**Given instruction**
Look through the listing and locate every line containing the word "Verwallgruppe"; copy those lines.
* * * * * * * * *
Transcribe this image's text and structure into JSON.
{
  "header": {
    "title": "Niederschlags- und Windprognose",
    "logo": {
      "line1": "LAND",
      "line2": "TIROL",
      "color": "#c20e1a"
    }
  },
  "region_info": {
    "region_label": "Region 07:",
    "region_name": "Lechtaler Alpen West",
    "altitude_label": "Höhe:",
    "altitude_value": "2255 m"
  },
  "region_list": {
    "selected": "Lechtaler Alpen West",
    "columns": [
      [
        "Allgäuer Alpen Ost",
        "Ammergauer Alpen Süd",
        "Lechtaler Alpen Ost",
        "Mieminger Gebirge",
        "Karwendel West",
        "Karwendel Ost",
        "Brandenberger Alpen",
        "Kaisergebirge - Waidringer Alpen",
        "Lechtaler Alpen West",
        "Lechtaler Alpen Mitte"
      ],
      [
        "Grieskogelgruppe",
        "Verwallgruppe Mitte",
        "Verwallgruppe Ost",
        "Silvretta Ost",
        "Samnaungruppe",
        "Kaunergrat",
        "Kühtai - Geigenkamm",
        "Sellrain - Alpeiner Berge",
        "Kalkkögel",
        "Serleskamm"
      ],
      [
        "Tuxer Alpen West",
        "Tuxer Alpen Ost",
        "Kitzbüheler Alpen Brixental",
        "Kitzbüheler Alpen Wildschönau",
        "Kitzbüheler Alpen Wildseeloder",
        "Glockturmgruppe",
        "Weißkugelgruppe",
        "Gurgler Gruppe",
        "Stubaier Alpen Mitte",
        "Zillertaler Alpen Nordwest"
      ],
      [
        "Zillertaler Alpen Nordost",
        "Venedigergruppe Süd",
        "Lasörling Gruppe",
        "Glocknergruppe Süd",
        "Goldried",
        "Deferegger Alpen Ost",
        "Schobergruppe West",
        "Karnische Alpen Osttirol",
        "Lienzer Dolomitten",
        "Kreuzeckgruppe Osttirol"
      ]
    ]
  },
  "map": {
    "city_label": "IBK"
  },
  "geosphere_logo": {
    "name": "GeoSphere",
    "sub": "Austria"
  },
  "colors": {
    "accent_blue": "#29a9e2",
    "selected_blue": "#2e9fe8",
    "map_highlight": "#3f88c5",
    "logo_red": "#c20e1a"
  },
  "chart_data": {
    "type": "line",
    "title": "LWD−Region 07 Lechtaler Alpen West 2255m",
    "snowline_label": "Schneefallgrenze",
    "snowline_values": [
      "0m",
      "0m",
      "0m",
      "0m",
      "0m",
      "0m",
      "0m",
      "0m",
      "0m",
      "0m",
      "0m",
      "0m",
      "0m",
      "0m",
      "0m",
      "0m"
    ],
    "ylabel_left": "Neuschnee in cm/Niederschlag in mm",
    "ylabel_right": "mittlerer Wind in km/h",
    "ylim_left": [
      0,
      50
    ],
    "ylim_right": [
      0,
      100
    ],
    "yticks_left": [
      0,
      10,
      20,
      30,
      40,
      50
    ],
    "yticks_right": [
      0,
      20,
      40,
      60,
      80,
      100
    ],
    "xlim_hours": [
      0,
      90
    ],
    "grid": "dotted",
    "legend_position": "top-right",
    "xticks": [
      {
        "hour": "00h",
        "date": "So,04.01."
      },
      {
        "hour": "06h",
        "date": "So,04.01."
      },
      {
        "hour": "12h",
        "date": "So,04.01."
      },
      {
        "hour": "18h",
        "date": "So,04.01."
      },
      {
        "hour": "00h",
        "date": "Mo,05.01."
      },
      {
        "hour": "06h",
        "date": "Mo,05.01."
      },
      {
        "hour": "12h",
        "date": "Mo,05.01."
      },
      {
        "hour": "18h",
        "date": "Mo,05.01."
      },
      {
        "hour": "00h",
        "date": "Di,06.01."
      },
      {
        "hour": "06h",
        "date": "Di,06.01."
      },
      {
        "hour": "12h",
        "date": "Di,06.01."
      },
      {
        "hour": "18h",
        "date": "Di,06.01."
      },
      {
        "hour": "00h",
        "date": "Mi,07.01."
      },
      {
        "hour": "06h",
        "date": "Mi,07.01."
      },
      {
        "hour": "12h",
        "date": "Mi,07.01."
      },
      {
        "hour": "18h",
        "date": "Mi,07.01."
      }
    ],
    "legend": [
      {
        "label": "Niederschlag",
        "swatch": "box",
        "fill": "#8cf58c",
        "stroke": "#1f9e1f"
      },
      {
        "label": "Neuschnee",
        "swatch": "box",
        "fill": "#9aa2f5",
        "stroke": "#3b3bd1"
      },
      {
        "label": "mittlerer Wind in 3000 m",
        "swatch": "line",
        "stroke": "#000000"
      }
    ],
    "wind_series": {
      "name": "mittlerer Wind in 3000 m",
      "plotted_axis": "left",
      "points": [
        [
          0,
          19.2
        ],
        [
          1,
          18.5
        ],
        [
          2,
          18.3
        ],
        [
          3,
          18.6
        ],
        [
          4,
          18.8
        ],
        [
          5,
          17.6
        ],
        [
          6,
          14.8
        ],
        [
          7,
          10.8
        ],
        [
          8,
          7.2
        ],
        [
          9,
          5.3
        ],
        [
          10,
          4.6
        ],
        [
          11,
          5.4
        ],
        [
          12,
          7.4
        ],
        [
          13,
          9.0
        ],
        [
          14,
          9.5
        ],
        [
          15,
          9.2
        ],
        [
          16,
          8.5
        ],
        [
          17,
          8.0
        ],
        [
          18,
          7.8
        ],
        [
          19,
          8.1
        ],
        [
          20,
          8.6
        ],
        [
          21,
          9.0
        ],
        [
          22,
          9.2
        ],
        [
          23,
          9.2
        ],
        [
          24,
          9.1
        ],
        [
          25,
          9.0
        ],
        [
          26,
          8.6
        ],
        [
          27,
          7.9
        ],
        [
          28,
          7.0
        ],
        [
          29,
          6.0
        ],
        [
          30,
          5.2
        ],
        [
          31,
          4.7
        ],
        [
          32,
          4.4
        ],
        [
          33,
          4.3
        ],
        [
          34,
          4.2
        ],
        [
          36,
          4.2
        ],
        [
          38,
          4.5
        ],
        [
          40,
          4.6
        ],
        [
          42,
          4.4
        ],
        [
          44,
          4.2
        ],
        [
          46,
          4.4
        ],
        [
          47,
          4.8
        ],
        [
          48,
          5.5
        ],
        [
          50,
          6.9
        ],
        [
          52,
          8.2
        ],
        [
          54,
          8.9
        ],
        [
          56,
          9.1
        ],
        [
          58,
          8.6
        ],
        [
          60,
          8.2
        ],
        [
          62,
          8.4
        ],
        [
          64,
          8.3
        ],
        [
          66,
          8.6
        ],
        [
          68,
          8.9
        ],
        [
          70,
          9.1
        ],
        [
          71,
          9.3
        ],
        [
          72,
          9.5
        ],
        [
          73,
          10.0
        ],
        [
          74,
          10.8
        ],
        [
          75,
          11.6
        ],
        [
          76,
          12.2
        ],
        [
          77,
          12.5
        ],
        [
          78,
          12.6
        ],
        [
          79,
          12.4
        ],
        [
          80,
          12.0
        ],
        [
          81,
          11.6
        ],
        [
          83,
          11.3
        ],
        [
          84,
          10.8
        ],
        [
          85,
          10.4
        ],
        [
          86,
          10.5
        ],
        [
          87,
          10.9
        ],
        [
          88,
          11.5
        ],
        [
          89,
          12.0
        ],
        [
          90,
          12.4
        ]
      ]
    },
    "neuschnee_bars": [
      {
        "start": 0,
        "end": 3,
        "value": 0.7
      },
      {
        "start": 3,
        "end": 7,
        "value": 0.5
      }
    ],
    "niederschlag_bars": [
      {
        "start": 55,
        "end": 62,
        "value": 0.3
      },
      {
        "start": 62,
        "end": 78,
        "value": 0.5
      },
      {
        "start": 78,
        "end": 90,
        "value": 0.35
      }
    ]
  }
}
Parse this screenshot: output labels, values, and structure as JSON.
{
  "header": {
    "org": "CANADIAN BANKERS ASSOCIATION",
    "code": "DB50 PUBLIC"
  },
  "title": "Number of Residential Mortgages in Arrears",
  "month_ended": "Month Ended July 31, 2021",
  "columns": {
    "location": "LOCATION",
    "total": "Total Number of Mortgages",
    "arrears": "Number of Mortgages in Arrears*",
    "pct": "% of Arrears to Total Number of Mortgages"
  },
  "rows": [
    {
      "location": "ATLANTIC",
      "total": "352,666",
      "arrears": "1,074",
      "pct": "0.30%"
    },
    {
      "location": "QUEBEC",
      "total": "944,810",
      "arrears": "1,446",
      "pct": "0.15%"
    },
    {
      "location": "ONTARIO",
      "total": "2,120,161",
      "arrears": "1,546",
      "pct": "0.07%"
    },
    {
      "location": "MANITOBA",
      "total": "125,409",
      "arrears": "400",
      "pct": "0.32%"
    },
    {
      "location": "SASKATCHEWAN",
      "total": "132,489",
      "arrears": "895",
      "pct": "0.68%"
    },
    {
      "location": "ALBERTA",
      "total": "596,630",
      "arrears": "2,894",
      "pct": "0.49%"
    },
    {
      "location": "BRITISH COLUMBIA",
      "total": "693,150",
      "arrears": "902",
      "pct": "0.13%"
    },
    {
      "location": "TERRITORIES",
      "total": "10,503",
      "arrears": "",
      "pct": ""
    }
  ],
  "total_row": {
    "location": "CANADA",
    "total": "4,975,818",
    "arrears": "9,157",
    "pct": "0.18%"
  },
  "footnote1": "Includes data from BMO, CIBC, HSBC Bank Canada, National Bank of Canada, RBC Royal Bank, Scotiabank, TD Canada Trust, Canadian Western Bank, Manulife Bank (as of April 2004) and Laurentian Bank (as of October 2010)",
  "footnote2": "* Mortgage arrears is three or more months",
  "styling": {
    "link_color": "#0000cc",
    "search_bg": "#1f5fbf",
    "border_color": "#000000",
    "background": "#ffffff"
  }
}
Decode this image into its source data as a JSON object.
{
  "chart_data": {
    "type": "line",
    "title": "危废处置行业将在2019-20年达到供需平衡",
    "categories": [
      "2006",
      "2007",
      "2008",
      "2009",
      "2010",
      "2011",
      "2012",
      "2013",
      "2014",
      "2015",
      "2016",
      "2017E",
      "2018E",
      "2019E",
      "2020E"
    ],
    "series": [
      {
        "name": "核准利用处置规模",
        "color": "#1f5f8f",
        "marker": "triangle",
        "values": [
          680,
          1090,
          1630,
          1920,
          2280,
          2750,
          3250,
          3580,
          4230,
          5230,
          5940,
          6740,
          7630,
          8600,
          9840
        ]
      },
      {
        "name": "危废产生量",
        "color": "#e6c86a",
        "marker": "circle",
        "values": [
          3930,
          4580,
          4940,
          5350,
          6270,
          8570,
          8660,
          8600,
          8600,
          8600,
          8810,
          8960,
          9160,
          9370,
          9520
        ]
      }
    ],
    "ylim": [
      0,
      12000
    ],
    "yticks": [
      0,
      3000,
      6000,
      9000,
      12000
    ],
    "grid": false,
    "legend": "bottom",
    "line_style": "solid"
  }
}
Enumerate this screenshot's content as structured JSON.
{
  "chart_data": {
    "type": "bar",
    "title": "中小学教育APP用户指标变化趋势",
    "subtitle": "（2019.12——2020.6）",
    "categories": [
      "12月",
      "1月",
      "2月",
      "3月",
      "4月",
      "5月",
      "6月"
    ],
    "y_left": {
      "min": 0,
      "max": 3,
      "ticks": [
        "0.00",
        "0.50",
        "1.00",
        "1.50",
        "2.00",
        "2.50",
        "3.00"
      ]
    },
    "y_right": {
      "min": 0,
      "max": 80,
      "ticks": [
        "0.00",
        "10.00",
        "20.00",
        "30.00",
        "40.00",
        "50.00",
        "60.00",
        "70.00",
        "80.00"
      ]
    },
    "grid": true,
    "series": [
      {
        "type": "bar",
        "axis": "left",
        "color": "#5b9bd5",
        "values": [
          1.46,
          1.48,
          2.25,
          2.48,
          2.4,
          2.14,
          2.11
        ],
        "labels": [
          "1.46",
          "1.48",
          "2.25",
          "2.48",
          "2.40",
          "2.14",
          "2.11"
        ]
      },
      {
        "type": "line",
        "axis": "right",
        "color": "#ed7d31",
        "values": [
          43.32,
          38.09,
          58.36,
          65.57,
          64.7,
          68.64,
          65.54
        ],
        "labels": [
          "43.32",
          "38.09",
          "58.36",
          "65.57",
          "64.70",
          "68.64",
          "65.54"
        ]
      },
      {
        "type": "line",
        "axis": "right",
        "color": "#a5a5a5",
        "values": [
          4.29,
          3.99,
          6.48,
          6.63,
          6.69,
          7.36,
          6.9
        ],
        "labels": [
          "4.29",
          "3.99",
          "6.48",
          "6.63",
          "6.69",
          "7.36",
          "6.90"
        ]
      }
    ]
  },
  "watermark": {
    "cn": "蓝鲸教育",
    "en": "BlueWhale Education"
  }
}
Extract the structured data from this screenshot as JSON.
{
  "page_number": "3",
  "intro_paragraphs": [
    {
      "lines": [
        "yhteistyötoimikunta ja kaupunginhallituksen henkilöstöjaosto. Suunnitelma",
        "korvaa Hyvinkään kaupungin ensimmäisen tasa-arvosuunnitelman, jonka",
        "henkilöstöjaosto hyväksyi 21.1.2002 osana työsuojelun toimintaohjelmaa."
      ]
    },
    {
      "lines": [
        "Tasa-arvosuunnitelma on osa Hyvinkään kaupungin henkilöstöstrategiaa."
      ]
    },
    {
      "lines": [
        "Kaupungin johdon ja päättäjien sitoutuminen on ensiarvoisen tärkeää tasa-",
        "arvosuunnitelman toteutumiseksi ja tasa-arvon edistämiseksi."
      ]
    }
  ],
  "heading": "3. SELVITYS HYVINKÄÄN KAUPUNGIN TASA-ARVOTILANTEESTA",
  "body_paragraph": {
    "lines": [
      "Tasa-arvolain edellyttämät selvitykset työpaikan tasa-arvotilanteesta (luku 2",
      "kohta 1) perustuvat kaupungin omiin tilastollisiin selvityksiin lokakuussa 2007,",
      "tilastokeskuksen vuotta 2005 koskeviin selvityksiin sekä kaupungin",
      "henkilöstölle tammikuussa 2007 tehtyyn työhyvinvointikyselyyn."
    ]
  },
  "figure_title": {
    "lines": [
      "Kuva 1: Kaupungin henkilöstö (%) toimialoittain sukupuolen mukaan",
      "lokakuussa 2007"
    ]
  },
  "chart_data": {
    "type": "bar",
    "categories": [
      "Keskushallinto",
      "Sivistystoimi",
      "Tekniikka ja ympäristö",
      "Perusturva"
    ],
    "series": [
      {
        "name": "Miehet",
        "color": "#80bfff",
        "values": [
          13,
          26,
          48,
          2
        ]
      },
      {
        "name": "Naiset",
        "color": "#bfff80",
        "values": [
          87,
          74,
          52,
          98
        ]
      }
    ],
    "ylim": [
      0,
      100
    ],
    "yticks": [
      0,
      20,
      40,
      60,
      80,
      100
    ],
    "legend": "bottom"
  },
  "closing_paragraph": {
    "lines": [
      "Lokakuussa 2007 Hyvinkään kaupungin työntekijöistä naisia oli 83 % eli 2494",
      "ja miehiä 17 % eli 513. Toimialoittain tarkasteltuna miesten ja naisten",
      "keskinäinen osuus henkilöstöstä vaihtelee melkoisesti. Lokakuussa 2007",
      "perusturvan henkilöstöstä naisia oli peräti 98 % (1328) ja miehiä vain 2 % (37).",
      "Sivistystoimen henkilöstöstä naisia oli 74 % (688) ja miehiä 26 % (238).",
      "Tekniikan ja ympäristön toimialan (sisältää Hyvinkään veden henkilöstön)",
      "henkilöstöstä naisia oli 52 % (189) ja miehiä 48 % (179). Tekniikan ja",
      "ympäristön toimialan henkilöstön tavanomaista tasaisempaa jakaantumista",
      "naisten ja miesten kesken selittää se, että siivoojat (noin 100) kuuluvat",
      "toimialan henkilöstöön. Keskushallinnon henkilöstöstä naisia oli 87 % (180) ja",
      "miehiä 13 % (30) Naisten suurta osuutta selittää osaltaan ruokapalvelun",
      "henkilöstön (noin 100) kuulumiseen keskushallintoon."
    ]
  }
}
* * * * * * * * *
**Answer for the task**
        "Verwallgruppe Mitte",
        "Verwallgruppe Ost",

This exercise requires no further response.